### EXERCISE PROMPT
Set down the material once more, exactly as it appears.

### INFORMATION PROVIDED

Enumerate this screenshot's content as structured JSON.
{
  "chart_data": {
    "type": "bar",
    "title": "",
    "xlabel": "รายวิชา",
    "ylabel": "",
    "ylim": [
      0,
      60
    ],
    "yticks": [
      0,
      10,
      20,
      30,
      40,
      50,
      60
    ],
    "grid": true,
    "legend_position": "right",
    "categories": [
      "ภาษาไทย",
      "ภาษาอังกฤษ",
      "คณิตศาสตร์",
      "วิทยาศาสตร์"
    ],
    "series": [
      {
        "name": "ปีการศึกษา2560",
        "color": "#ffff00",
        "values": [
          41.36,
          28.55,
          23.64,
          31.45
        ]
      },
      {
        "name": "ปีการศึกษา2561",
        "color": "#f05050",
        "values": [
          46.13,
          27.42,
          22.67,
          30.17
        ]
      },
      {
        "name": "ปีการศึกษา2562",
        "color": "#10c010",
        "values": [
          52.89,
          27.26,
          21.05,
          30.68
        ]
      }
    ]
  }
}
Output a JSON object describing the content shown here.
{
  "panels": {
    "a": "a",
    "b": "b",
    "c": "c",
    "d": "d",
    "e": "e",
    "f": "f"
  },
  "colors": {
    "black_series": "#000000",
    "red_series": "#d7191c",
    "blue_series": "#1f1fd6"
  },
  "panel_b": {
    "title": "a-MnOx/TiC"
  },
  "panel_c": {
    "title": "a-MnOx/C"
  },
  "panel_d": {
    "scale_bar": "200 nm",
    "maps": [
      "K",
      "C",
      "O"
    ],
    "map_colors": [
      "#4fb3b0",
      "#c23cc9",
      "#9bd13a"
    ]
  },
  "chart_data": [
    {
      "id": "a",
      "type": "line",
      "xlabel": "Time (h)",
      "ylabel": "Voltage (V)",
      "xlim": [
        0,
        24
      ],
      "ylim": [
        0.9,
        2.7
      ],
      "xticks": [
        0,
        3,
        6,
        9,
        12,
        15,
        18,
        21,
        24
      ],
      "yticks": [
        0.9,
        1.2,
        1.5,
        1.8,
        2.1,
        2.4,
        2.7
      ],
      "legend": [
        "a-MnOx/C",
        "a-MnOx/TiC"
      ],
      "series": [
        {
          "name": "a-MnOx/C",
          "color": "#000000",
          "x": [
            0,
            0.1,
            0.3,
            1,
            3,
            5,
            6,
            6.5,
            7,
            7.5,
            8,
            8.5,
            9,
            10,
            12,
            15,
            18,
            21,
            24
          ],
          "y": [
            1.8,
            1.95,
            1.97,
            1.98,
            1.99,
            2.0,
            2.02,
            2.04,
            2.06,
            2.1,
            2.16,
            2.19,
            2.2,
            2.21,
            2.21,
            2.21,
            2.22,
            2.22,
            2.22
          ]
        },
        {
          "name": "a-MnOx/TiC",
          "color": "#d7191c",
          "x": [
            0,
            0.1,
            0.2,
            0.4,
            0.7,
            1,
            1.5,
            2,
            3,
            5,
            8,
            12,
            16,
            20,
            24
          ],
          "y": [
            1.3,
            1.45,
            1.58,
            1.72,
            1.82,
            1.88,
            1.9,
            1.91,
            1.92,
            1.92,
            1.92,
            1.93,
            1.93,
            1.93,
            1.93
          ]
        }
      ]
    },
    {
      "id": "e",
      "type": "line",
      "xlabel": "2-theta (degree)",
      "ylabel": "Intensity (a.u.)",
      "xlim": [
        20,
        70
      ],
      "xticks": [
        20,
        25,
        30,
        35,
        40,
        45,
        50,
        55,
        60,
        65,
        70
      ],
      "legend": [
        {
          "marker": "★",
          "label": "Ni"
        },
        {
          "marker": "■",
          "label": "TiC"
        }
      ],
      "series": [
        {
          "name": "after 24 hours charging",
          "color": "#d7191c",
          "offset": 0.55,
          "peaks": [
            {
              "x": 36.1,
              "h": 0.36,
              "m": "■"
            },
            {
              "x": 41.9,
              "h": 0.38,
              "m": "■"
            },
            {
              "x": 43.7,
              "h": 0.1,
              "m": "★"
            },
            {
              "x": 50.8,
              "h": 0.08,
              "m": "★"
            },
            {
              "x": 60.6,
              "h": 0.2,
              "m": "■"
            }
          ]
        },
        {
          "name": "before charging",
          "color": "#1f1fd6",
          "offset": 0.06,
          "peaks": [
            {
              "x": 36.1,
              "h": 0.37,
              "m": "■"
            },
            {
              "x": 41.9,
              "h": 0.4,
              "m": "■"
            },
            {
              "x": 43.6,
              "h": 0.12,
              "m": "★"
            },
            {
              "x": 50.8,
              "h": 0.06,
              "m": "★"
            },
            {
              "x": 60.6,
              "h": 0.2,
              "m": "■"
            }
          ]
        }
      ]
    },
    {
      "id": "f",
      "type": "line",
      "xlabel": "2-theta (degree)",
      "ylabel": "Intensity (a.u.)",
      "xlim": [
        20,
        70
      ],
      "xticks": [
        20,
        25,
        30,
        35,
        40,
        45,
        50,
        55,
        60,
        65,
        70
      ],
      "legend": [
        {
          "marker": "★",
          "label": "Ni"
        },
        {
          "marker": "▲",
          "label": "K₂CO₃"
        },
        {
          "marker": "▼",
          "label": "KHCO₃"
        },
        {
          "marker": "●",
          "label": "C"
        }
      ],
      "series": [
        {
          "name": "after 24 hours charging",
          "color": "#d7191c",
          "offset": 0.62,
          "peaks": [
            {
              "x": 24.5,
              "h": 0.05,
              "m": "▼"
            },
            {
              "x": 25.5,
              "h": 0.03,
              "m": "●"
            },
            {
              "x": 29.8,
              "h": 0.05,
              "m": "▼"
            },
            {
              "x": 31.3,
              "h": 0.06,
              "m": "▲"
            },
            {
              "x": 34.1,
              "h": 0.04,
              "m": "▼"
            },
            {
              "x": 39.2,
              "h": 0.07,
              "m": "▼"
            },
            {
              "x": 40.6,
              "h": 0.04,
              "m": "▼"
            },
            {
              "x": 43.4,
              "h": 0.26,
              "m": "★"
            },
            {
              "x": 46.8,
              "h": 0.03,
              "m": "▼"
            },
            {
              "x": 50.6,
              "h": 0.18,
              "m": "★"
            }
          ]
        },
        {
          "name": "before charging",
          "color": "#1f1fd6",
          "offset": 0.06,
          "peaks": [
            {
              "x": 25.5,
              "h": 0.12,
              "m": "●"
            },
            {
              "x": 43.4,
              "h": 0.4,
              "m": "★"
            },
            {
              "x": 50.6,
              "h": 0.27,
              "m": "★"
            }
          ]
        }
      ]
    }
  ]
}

### FINISHED EXERCISE
Enumerate this screenshot's content as structured JSON.
{
  "chart_data": {
    "type": "bar",
    "title": "",
    "xlabel": "รายวิชา",
    "ylabel": "",
    "ylim": [
      0,
      60
    ],
    "yticks": [
      0,
      10,
      20,
      30,
      40,
      50,
      60
    ],
    "grid": true,
    "legend_position": "right",
    "categories": [
      "ภาษาไทย",
      "ภาษาอังกฤษ",
      "คณิตศาสตร์",
      "วิทยาศาสตร์"
    ],
    "series": [
      {
        "name": "ปีการศึกษา2560",
        "color": "#ffff00",
        "values": [
          41.36,
          28.55,
          23.64,
          31.45
        ]
      },
      {
        "name": "ปีการศึกษา2561",
        "color": "#f05050",
        "values": [
          46.13,
          27.42,
          22.67,
          30.17
        ]
      },
      {
        "name": "ปีการศึกษา2562",
        "color": "#10c010",
        "values": [
          52.89,
          27.26,
          21.05,
          30.68
        ]
      }
    ]
  }
}
Output a JSON object describing the content shown here.
{
  "panels": {
    "a": "a",
    "b": "b",
    "c": "c",
    "d": "d",
    "e": "e",
    "f": "f"
  },
  "colors": {
    "black_series": "#000000",
    "red_series": "#d7191c",
    "blue_series": "#1f1fd6"
  },
  "panel_b": {
    "title": "a-MnOx/TiC"
  },
  "panel_c": {
    "title": "a-MnOx/C"
  },
  "panel_d": {
    "scale_bar": "200 nm",
    "maps": [
      "K",
      "C",
      "O"
    ],
    "map_colors": [
      "#4fb3b0",
      "#c23cc9",
      "#9bd13a"
    ]
  },
  "chart_data": [
    {
      "id": "a",
      "type": "line",
      "xlabel": "Time (h)",
      "ylabel": "Voltage (V)",
      "xlim": [
        0,
        24
      ],
      "ylim": [
        0.9,
        2.7
      ],
      "xticks": [
        0,
        3,
        6,
        9,
        12,
        15,
        18,
        21,
        24
      ],
      "yticks": [
        0.9,
        1.2,
        1.5,
        1.8,
        2.1,
        2.4,
        2.7
      ],
      "legend": [
        "a-MnOx/C",
        "a-MnOx/TiC"
      ],
      "series": [
        {
          "name": "a-MnOx/C",
          "color": "#000000",
          "x": [
            0,
            0.1,
            0.3,
            1,
            3,
            5,
            6,
            6.5,
            7,
            7.5,
            8,
            8.5,
            9,
            10,
            12,
            15,
            18,
            21,
            24
          ],
          "y": [
            1.8,
            1.95,
            1.97,
            1.98,
            1.99,
            2.0,
            2.02,
            2.04,
            2.06,
            2.1,
            2.16,
            2.19,
            2.2,
            2.21,
            2.21,
            2.21,
            2.22,
            2.22,
            2.22
          ]
        },
        {
          "name": "a-MnOx/TiC",
          "color": "#d7191c",
          "x": [
            0,
            0.1,
            0.2,
            0.4,
            0.7,
            1,
            1.5,
            2,
            3,
            5,
            8,
            12,
            16,
            20,
            24
          ],
          "y": [
            1.3,
            1.45,
            1.58,
            1.72,
            1.82,
            1.88,
            1.9,
            1.91,
            1.92,
            1.92,
            1.92,
            1.93,
            1.93,
            1.93,
            1.93
          ]
        }
      ]
    },
    {
      "id": "e",
      "type": "line",
      "xlabel": "2-theta (degree)",
      "ylabel": "Intensity (a.u.)",
      "xlim": [
        20,
        70
      ],
      "xticks": [
        20,
        25,
        30,
        35,
        40,
        45,
        50,
        55,
        60,
        65,
        70
      ],
      "legend": [
        {
          "marker": "★",
          "label": "Ni"
        },
        {
          "marker": "■",
          "label": "TiC"
        }
      ],
      "series": [
        {
          "name": "after 24 hours charging",
          "color": "#d7191c",
          "offset": 0.55,
          "peaks": [
            {
              "x": 36.1,
              "h": 0.36,
              "m": "■"
            },
            {
              "x": 41.9,
              "h": 0.38,
              "m": "■"
            },
            {
              "x": 43.7,
              "h": 0.1,
              "m": "★"
            },
            {
              "x": 50.8,
              "h": 0.08,
              "m": "★"
            },
            {
              "x": 60.6,
              "h": 0.2,
              "m": "■"
            }
          ]
        },
        {
          "name": "before charging",
          "color": "#1f1fd6",
          "offset": 0.06,
          "peaks": [
            {
              "x": 36.1,
              "h": 0.37,
              "m": "■"
            },
            {
              "x": 41.9,
              "h": 0.4,
              "m": "■"
            },
            {
              "x": 43.6,
              "h": 0.12,
              "m": "★"
            },
            {
              "x": 50.8,
              "h": 0.06,
              "m": "★"
            },
            {
              "x": 60.6,
              "h": 0.2,
              "m": "■"
            }
          ]
        }
      ]
    },
    {
      "id": "f",
      "type": "line",
      "xlabel": "2-theta (degree)",
      "ylabel": "Intensity (a.u.)",
      "xlim": [
        20,
        70
      ],
      "xticks": [
        20,
        25,
        30,
        35,
        40,
        45,
        50,
        55,
        60,
        65,
        70
      ],
      "legend": [
        {
          "marker": "★",
          "label": "Ni"
        },
        {
          "marker": "▲",
          "label": "K₂CO₃"
        },
        {
          "marker": "▼",
          "label": "KHCO₃"
        },
        {
          "marker": "●",
          "label": "C"
        }
      ],
      "series": [
        {
          "name": "after 24 hours charging",
          "color": "#d7191c",
          "offset": 0.62,
          "peaks": [
            {
              "x": 24.5,
              "h": 0.05,
              "m": "▼"
            },
            {
              "x": 25.5,
              "h": 0.03,
              "m": "●"
            },
            {
              "x": 29.8,
              "h": 0.05,
              "m": "▼"
            },
            {
              "x": 31.3,
              "h": 0.06,
              "m": "▲"
            },
            {
              "x": 34.1,
              "h": 0.04,
              "m": "▼"
            },
            {
              "x": 39.2,
              "h": 0.07,
              "m": "▼"
            },
            {
              "x": 40.6,
              "h": 0.04,
              "m": "▼"
            },
            {
              "x": 43.4,
              "h": 0.26,
              "m": "★"
            },
            {
              "x": 46.8,
              "h": 0.03,
              "m": "▼"
            },
            {
              "x": 50.6,
              "h": 0.18,
              "m": "★"
            }
          ]
        },
        {
          "name": "before charging",
          "color": "#1f1fd6",
          "offset": 0.06,
          "peaks": [
            {
              "x": 25.5,
              "h": 0.12,
              "m": "●"
            },
            {
              "x": 43.4,
              "h": 0.4,
              "m": "★"
            },
            {
              "x": 50.6,
              "h": 0.27,
              "m": "★"
            }
          ]
        }
      ]
    }
  ]
}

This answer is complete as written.